• _WORK TO DO_: Go through the entries below and collect each line with the string "this" in it.

Collected data entries:
##########
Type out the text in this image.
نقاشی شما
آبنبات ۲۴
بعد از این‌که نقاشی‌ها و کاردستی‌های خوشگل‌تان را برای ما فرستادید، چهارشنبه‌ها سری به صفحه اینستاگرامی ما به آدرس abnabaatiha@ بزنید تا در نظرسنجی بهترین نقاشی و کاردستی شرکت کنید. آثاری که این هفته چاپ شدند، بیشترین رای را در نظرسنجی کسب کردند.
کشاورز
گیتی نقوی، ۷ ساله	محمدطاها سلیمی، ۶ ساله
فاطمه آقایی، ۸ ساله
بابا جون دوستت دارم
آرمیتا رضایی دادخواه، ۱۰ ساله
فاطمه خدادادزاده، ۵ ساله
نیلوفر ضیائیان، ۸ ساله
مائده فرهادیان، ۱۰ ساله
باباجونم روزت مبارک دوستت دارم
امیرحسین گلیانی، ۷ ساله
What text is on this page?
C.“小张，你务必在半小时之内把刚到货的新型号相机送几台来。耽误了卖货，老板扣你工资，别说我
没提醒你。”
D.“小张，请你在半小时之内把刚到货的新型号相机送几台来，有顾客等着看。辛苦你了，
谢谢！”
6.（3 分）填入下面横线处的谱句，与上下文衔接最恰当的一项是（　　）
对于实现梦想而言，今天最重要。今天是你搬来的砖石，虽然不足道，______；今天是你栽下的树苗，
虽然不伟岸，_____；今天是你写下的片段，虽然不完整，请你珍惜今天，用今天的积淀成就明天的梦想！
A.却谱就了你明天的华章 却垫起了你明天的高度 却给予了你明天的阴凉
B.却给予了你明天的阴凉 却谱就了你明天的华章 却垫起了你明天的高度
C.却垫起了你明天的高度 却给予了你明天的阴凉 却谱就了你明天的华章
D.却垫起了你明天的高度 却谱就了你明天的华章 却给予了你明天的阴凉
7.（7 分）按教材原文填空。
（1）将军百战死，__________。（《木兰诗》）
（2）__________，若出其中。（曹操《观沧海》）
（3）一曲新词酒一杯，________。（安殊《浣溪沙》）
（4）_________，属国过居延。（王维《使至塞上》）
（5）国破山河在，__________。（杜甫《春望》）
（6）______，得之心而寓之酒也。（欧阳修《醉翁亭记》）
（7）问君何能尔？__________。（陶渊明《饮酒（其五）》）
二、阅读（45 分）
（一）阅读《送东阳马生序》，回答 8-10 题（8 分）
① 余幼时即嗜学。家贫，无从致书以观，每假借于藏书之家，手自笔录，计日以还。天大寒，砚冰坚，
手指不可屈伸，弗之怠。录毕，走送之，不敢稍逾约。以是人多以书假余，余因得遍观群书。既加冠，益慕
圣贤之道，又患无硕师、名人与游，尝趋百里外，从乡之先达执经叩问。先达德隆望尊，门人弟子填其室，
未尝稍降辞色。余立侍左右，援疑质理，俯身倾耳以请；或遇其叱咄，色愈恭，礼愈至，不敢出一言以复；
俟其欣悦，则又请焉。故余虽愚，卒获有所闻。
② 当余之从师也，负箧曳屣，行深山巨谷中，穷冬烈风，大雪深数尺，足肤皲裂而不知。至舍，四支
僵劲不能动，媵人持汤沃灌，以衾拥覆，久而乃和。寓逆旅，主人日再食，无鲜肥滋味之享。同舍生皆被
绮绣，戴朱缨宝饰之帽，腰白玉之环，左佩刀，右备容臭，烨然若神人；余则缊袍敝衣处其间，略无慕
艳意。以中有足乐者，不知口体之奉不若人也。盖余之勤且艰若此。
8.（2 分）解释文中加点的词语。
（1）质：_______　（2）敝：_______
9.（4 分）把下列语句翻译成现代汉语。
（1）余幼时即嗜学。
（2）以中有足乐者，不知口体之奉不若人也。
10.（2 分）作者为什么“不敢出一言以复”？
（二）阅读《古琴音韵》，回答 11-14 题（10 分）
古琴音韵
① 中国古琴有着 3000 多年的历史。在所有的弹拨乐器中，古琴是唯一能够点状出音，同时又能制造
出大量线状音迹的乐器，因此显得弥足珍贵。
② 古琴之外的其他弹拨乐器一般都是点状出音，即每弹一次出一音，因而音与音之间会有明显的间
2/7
##########
• _TASK OUTPUT_:
Type out the text in this image.
What text is on this page?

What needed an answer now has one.